### JOB 1
From the records below, reproduce verbatim every line starting with the line that contains "1063, 680, 1085]" and going on through the line that contains "1530, 831, 1551]".

### EXCERPT PROVIDED
-- -- --
The Sedlec Ossuary is a small Roman Catholic chapel and one of twelve World Heritage Sites in the Czech Republic. The ossuary is estimated to contain the skeletons of between 40,000 and 70,000 people, whose bones have, in many cases, been artistically arranged to form decorations and furnishings for the chapel. The ossuary is among the most visited tourist attractions of the Czech Republic.

Four enormous bell-shaped mounds occupy the corners of the chapel. An enormous chandelier of bones, which contains at least one of every bone in the human body, hangs from the center of the nave with garlands of skulls draping the vault. Other works include piers and monstrances flanking the altar, a coat of arms of House of Schwarzenberg, and the signature of Rint, also executed in bone, on the wall near the entrance.

A cistercian monastery was founded near the current Sedlec Ossuary in 1142. One of the principal tasks of the monks was the cultivation of the grounds and lands around the monastery. In 1278 King Otakar II of Bohemia sent Henry, the abbot of Sedlec , on a diplomatic mission to the Holy Land. When leaving Jerusalem Henry took with him a handful of earth from Golgotha which he sprinkled over the cemetery of Sedlec monastery, consequently the cemetery became famous, not only in Bohemia but also throughout Central Europe and many wealthy people desired to be buried here.The burial ground was enlarged during the epidemics of plague in the 14 th century ( 1318 about 30 000 people were buried here) and also during the Hussite wars in first quarter of the 15 th. century.
-- -- --
### PROVIDED MATERIAL
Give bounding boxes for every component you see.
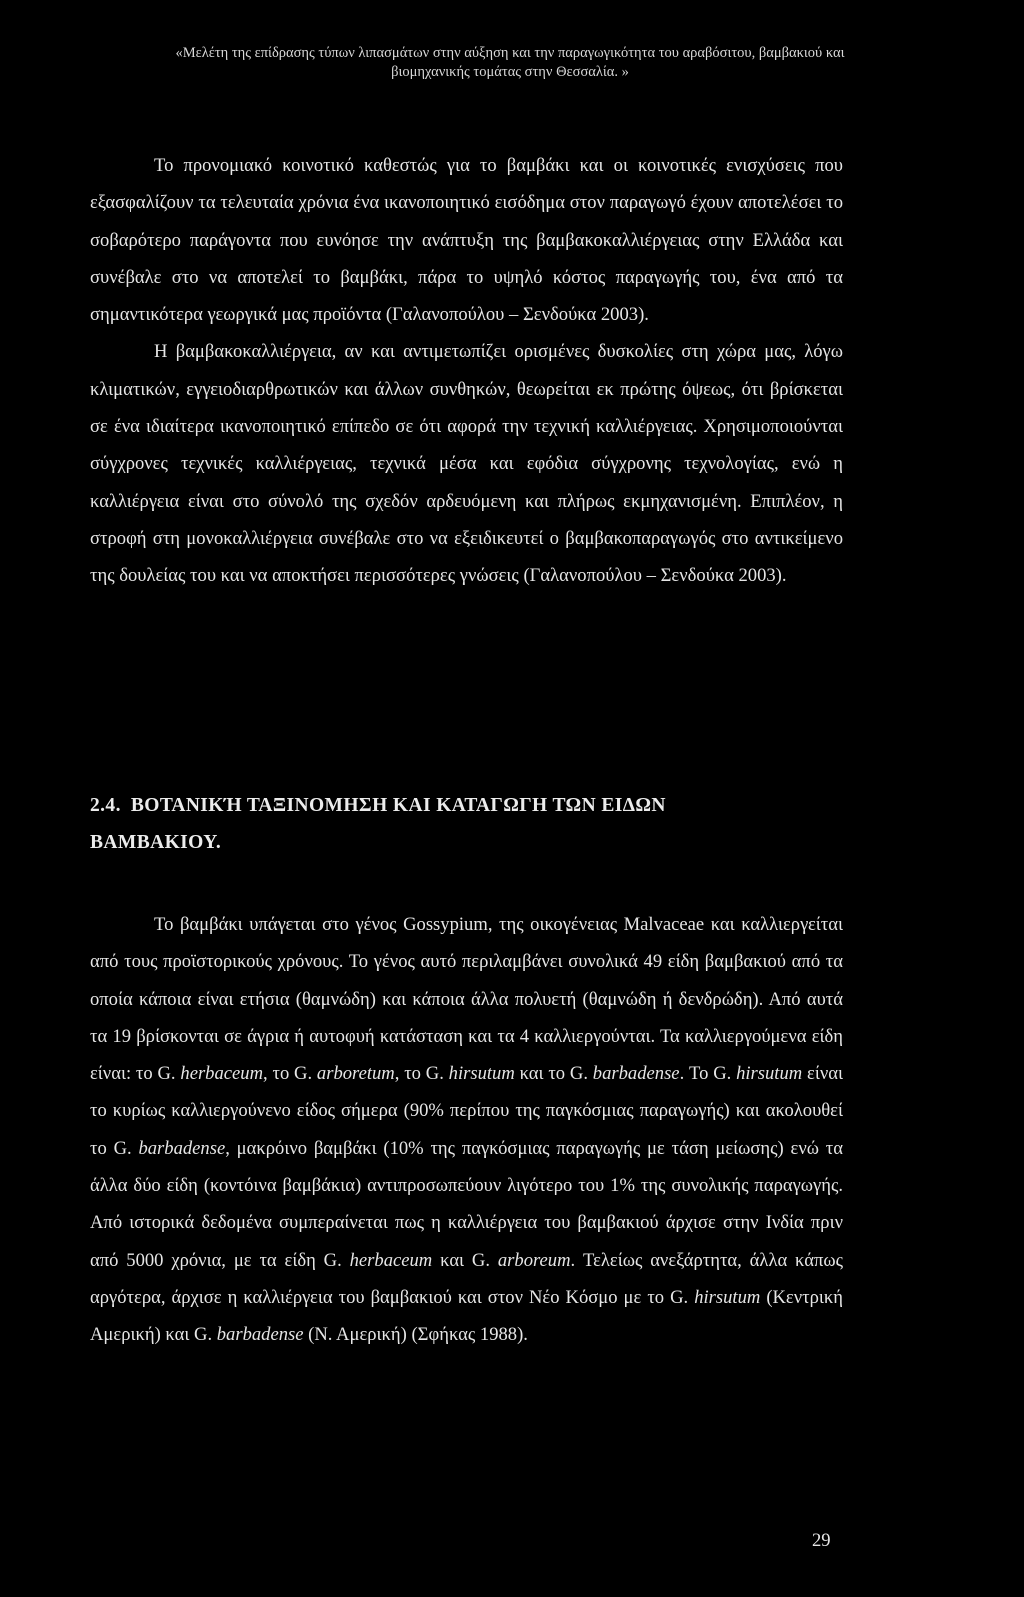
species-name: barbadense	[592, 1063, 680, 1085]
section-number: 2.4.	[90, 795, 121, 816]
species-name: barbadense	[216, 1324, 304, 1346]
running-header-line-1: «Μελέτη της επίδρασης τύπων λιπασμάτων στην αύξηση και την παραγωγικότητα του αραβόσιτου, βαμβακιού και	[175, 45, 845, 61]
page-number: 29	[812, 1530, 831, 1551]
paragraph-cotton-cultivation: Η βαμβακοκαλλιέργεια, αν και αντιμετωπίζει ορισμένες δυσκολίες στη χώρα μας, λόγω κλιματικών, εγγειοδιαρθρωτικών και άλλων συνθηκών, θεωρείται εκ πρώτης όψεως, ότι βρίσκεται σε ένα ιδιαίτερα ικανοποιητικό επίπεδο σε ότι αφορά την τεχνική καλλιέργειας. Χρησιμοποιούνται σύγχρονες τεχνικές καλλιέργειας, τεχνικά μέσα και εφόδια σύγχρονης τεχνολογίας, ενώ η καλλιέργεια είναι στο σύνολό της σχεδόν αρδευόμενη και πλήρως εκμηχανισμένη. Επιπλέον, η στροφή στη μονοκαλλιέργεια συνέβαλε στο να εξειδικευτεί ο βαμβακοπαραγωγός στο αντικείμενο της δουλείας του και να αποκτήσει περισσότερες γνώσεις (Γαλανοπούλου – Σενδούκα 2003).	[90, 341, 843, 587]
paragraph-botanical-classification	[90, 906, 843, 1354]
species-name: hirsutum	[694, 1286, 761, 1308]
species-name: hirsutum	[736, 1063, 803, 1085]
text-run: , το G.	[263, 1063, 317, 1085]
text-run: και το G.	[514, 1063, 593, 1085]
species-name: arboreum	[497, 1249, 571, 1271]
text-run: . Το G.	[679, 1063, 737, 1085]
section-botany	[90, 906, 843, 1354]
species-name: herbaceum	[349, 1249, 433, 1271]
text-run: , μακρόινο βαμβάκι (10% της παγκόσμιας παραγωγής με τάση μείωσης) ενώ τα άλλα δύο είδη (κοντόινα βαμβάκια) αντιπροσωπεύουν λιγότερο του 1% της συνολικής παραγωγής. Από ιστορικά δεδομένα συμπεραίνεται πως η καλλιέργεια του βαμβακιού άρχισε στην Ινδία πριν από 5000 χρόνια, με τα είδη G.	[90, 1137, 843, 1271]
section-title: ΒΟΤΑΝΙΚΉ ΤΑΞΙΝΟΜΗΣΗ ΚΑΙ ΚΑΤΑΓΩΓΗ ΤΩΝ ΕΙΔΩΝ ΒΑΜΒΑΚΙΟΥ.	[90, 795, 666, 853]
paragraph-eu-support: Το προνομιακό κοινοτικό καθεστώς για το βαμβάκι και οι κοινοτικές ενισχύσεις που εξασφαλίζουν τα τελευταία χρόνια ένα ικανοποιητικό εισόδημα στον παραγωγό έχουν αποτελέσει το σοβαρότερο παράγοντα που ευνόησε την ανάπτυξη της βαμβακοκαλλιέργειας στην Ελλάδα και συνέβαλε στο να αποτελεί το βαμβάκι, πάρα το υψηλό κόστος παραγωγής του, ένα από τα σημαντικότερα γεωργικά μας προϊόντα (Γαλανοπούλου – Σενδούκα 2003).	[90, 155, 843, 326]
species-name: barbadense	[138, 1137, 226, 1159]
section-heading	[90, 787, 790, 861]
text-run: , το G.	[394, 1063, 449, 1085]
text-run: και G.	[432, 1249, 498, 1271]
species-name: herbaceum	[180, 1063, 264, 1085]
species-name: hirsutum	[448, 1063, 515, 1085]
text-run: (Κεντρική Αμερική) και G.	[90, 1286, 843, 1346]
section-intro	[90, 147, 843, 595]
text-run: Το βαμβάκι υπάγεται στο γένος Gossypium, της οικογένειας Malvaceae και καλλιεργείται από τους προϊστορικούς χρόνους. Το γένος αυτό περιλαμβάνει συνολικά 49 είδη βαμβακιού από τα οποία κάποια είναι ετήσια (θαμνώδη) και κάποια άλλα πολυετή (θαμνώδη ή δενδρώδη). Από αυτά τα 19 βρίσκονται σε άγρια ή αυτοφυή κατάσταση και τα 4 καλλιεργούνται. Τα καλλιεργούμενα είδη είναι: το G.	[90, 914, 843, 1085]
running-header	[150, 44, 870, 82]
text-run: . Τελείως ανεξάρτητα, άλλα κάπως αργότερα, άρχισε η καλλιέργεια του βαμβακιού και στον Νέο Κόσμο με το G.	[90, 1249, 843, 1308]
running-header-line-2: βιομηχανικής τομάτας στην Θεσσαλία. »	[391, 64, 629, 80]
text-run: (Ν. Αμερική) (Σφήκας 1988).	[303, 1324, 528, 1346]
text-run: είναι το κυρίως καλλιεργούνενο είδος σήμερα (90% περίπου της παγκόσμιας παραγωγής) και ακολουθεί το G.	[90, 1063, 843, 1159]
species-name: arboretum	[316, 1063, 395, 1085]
-- -- --
### JOB 2
Rewrite the passage on the Sedlec Ossuary starting with "The Sedlec Ossuary" and going on through "of the Czech Republic.", replacing "Czech Republic" with "Czechia" throughout.

### FINISHED ANSWER 1
species-name: barbadense	[592, 1063, 680, 1085]
section-number: 2.4.	[90, 795, 121, 816]
species-name: barbadense	[216, 1324, 304, 1346]
running-header-line-1: «Μελέτη της επίδρασης τύπων λιπασμάτων στην αύξηση και την παραγωγικότητα του αραβόσιτου, βαμβακιού και	[175, 45, 845, 61]
page-number: 29	[812, 1530, 831, 1551]

### FINISHED ANSWER 2
The Sedlec Ossuary is a small Roman Catholic chapel and one of twelve World Heritage Sites in the Czechia. The ossuary is estimated to contain the skeletons of between 40,000 and 70,000 people, whose bones have, in many cases, been artistically arranged to form decorations and furnishings for the chapel. The ossuary is among the most visited tourist attractions of the Czechia.